%%

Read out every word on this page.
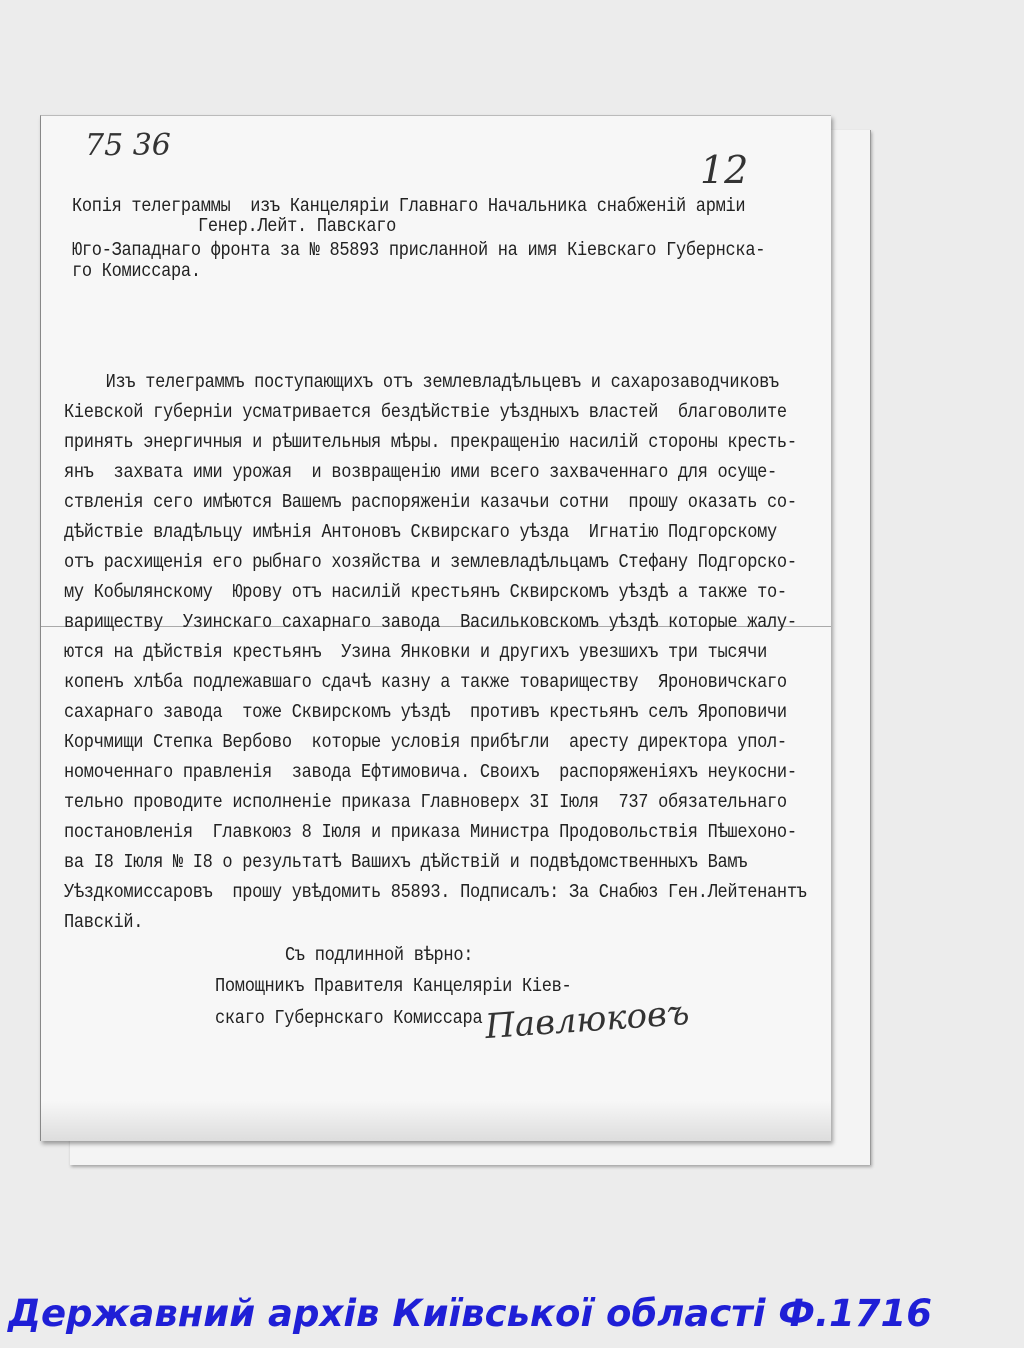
75 36
12
Копія телеграммы  изъ Канцеляріи Главнаго Начальника снабженій арміи
Генер.Лейт. Павскаго
Юго-Западнаго фронта за № 85893 присланной на имя Кіевскаго Губернска-
го Комиссара.
Изъ телеграммъ поступающихъ отъ землевладѣльцевъ и сахарозаводчиковъ
Кіевской губерніи усматривается бездѣйствіе уѣздныхъ властей  благоволите
принять энергичныя и рѣшительныя мѣры. прекращенію насилій стороны кресть-
янъ  захвата ими урожая  и возвращенію ими всего захваченнаго для осуще-
ствленія сего имѣются Вашемъ распоряженіи казачьи сотни  прошу оказать со-
дѣйствіе владѣльцу имѣнія Антоновъ Сквирскаго уѣзда  Игнатію Подгорскому
отъ расхищенія его рыбнаго хозяйства и землевладѣльцамъ Стефану Подгорско-
му Кобылянскому  Юрову отъ насилій крестьянъ Сквирскомъ уѣздѣ а также то-
вариществу  Узинскаго сахарнаго завода  Васильковскомъ уѣздѣ которые жалу-
ются на дѣйствія крестьянъ  Узина Янковки и другихъ увезшихъ три тысячи
копенъ хлѣба подлежавшаго сдачѣ казну а также товариществу  Яроновичскаго
сахарнаго завода  тоже Сквирскомъ уѣздѣ  противъ крестьянъ селъ Яроповичи
Корчмищи Степка Вербово  которые условія прибѣгли  аресту директора упол-
номоченнаго правленія  завода Ефтимовича. Своихъ  распоряженіяхъ неукосни-
тельно проводите исполненіе приказа Главноверх 3I Іюля  737 обязательнаго
постановленія  Главкоюз 8 Іюля и приказа Министра Продовольствія Пѣшехоно-
ва I8 Іюля № I8 о результатѣ Вашихъ дѣйствій и подвѣдомственныхъ Вамъ
Уѣздкомиссаровъ  прошу увѣдомить 85893. Подписалъ: За Снабюз Ген.Лейтенантъ
Павскій.
Съ подлинной вѣрно:
Помощникъ Правителя Канцеляріи Кіев-
скаго Губернскаго Комиссара Павлюковъ
Державний архів Київської області Ф.1716
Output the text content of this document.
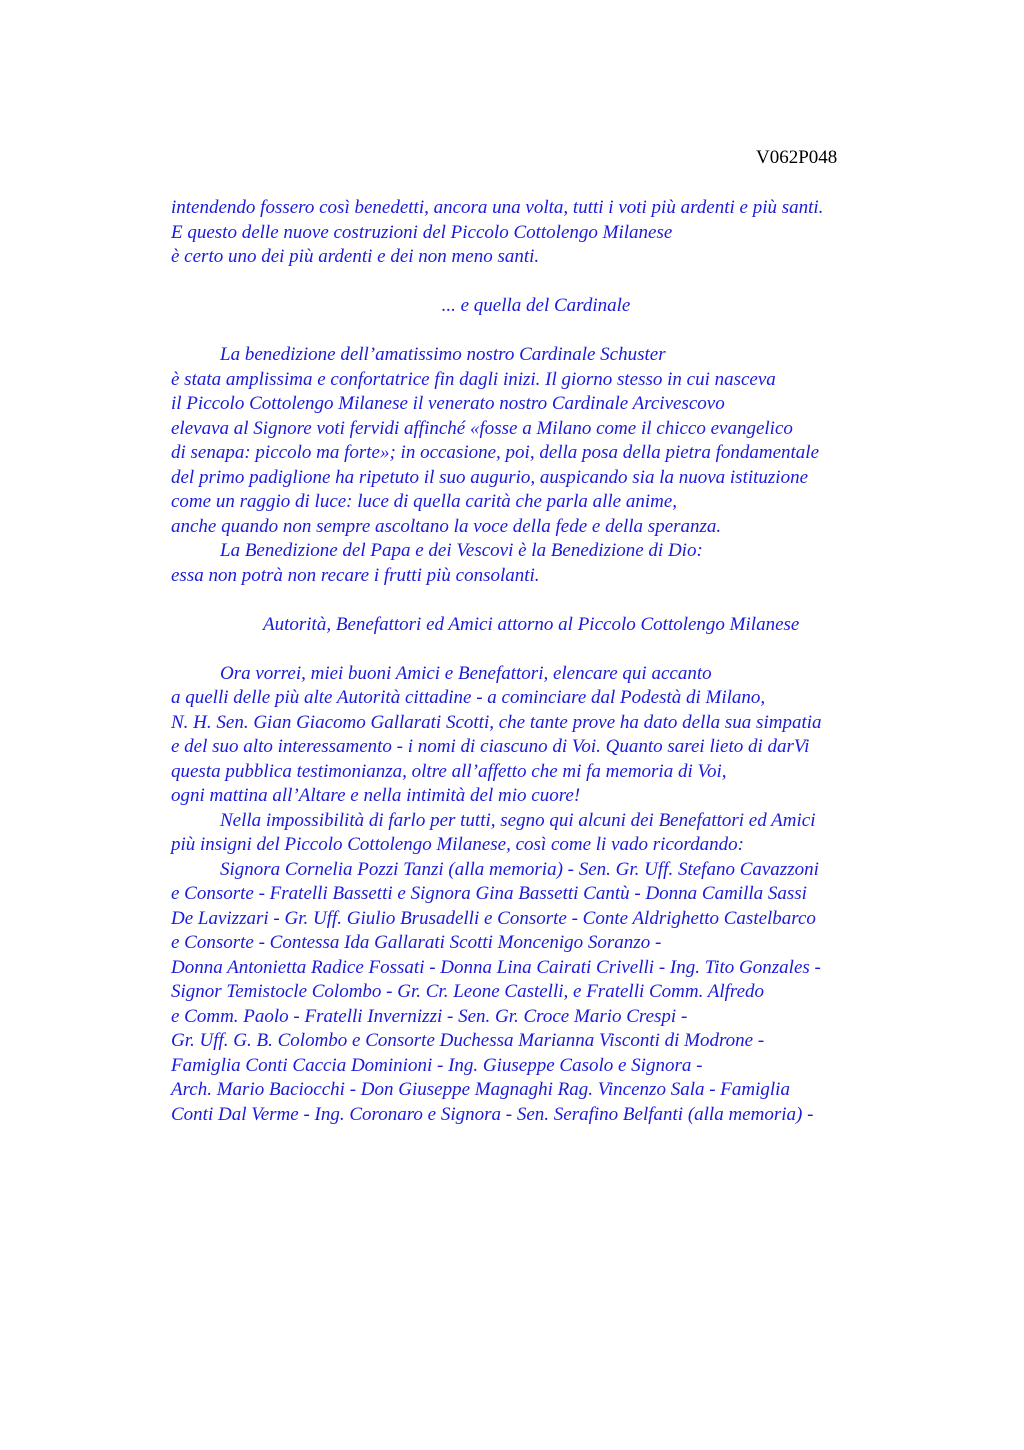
V062P048
intendendo fossero così benedetti, ancora una volta, tutti i voti più ardenti e più santi.
E questo delle nuove costruzioni del Piccolo Cottolengo Milanese
è certo uno dei più ardenti e dei non meno santi.
... e quella del Cardinale
La benedizione dell’amatissimo nostro Cardinale Schuster
è stata amplissima e confortatrice fin dagli inizi. Il giorno stesso in cui nasceva
il Piccolo Cottolengo Milanese il venerato nostro Cardinale Arcivescovo
elevava al Signore voti fervidi affinché «fosse a Milano come il chicco evangelico
di senapa: piccolo ma forte»; in occasione, poi, della posa della pietra fondamentale
del primo padiglione ha ripetuto il suo augurio, auspicando sia la nuova istituzione
come un raggio di luce: luce di quella carità che parla alle anime,
anche quando non sempre ascoltano la voce della fede e della speranza.
La Benedizione del Papa e dei Vescovi è la Benedizione di Dio:
essa non potrà non recare i frutti più consolanti.
Autorità, Benefattori ed Amici attorno al Piccolo Cottolengo Milanese
Ora vorrei, miei buoni Amici e Benefattori, elencare qui accanto
a quelli delle più alte Autorità cittadine - a cominciare dal Podestà di Milano,
N. H. Sen. Gian Giacomo Gallarati Scotti, che tante prove ha dato della sua simpatia
e del suo alto interessamento - i nomi di ciascuno di Voi. Quanto sarei lieto di darVi
questa pubblica testimonianza, oltre all’affetto che mi fa memoria di Voi,
ogni mattina all’Altare e nella intimità del mio cuore!
Nella impossibilità di farlo per tutti, segno qui alcuni dei Benefattori ed Amici
più insigni del Piccolo Cottolengo Milanese, così come li vado ricordando:
Signora Cornelia Pozzi Tanzi (alla memoria) - Sen. Gr. Uff. Stefano Cavazzoni
e Consorte - Fratelli Bassetti e Signora Gina Bassetti Cantù - Donna Camilla Sassi
De Lavizzari - Gr. Uff. Giulio Brusadelli e Consorte - Conte Aldrighetto Castelbarco
e Consorte - Contessa Ida Gallarati Scotti Moncenigo Soranzo -
Donna Antonietta Radice Fossati - Donna Lina Cairati Crivelli - Ing. Tito Gonzales -
Signor Temistocle Colombo - Gr. Cr. Leone Castelli, e Fratelli Comm. Alfredo
e Comm. Paolo - Fratelli Invernizzi - Sen. Gr. Croce Mario Crespi -
Gr. Uff. G. B. Colombo e Consorte Duchessa Marianna Visconti di Modrone -
Famiglia Conti Caccia Dominioni - Ing. Giuseppe Casolo e Signora -
Arch. Mario Baciocchi - Don Giuseppe Magnaghi Rag. Vincenzo Sala - Famiglia
Conti Dal Verme - Ing. Coronaro e Signora - Sen. Serafino Belfanti (alla memoria) -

%%

Generate a word-for-word copy of the preceding records, excluding all pictures.

WRITTEN RESPONSE
Read out every word on this page.
75 36
12
Копія телеграммы  изъ Канцеляріи Главнаго Начальника снабженій арміи
Генер.Лейт. Павскаго
Юго-Западнаго фронта за № 85893 присланной на имя Кіевскаго Губернска-
го Комиссара.
Изъ телеграммъ поступающихъ отъ землевладѣльцевъ и сахарозаводчиковъ
Кіевской губерніи усматривается бездѣйствіе уѣздныхъ властей  благоволите
принять энергичныя и рѣшительныя мѣры. прекращенію насилій стороны кресть-
янъ  захвата ими урожая  и возвращенію ими всего захваченнаго для осуще-
ствленія сего имѣются Вашемъ распоряженіи казачьи сотни  прошу оказать со-
дѣйствіе владѣльцу имѣнія Антоновъ Сквирскаго уѣзда  Игнатію Подгорскому
отъ расхищенія его рыбнаго хозяйства и землевладѣльцамъ Стефану Подгорско-
му Кобылянскому  Юрову отъ насилій крестьянъ Сквирскомъ уѣздѣ а также то-
вариществу  Узинскаго сахарнаго завода  Васильковскомъ уѣздѣ которые жалу-
ются на дѣйствія крестьянъ  Узина Янковки и другихъ увезшихъ три тысячи
копенъ хлѣба подлежавшаго сдачѣ казну а также товариществу  Яроновичскаго
сахарнаго завода  тоже Сквирскомъ уѣздѣ  противъ крестьянъ селъ Яроповичи
Корчмищи Степка Вербово  которые условія прибѣгли  аресту директора упол-
номоченнаго правленія  завода Ефтимовича. Своихъ  распоряженіяхъ неукосни-
тельно проводите исполненіе приказа Главноверх 3I Іюля  737 обязательнаго
постановленія  Главкоюз 8 Іюля и приказа Министра Продовольствія Пѣшехоно-
ва I8 Іюля № I8 о результатѣ Вашихъ дѣйствій и подвѣдомственныхъ Вамъ
Уѣздкомиссаровъ  прошу увѣдомить 85893. Подписалъ: За Снабюз Ген.Лейтенантъ
Павскій.
Съ подлинной вѣрно:
Помощникъ Правителя Канцеляріи Кіев-
скаго Губернскаго Комиссара Павлюковъ
Державний архів Київської області Ф.1716
Output the text content of this document.
V062P048
intendendo fossero così benedetti, ancora una volta, tutti i voti più ardenti e più santi.
E questo delle nuove costruzioni del Piccolo Cottolengo Milanese
è certo uno dei più ardenti e dei non meno santi.
... e quella del Cardinale
La benedizione dell’amatissimo nostro Cardinale Schuster
è stata amplissima e confortatrice fin dagli inizi. Il giorno stesso in cui nasceva
il Piccolo Cottolengo Milanese il venerato nostro Cardinale Arcivescovo
elevava al Signore voti fervidi affinché «fosse a Milano come il chicco evangelico
di senapa: piccolo ma forte»; in occasione, poi, della posa della pietra fondamentale
del primo padiglione ha ripetuto il suo augurio, auspicando sia la nuova istituzione
come un raggio di luce: luce di quella carità che parla alle anime,
anche quando non sempre ascoltano la voce della fede e della speranza.
La Benedizione del Papa e dei Vescovi è la Benedizione di Dio:
essa non potrà non recare i frutti più consolanti.
Autorità, Benefattori ed Amici attorno al Piccolo Cottolengo Milanese
Ora vorrei, miei buoni Amici e Benefattori, elencare qui accanto
a quelli delle più alte Autorità cittadine - a cominciare dal Podestà di Milano,
N. H. Sen. Gian Giacomo Gallarati Scotti, che tante prove ha dato della sua simpatia
e del suo alto interessamento - i nomi di ciascuno di Voi. Quanto sarei lieto di darVi
questa pubblica testimonianza, oltre all’affetto che mi fa memoria di Voi,
ogni mattina all’Altare e nella intimità del mio cuore!
Nella impossibilità di farlo per tutti, segno qui alcuni dei Benefattori ed Amici
più insigni del Piccolo Cottolengo Milanese, così come li vado ricordando:
Signora Cornelia Pozzi Tanzi (alla memoria) - Sen. Gr. Uff. Stefano Cavazzoni
e Consorte - Fratelli Bassetti e Signora Gina Bassetti Cantù - Donna Camilla Sassi
De Lavizzari - Gr. Uff. Giulio Brusadelli e Consorte - Conte Aldrighetto Castelbarco
e Consorte - Contessa Ida Gallarati Scotti Moncenigo Soranzo -
Donna Antonietta Radice Fossati - Donna Lina Cairati Crivelli - Ing. Tito Gonzales -
Signor Temistocle Colombo - Gr. Cr. Leone Castelli, e Fratelli Comm. Alfredo
e Comm. Paolo - Fratelli Invernizzi - Sen. Gr. Croce Mario Crespi -
Gr. Uff. G. B. Colombo e Consorte Duchessa Marianna Visconti di Modrone -
Famiglia Conti Caccia Dominioni - Ing. Giuseppe Casolo e Signora -
Arch. Mario Baciocchi - Don Giuseppe Magnaghi Rag. Vincenzo Sala - Famiglia
Conti Dal Verme - Ing. Coronaro e Signora - Sen. Serafino Belfanti (alla memoria) -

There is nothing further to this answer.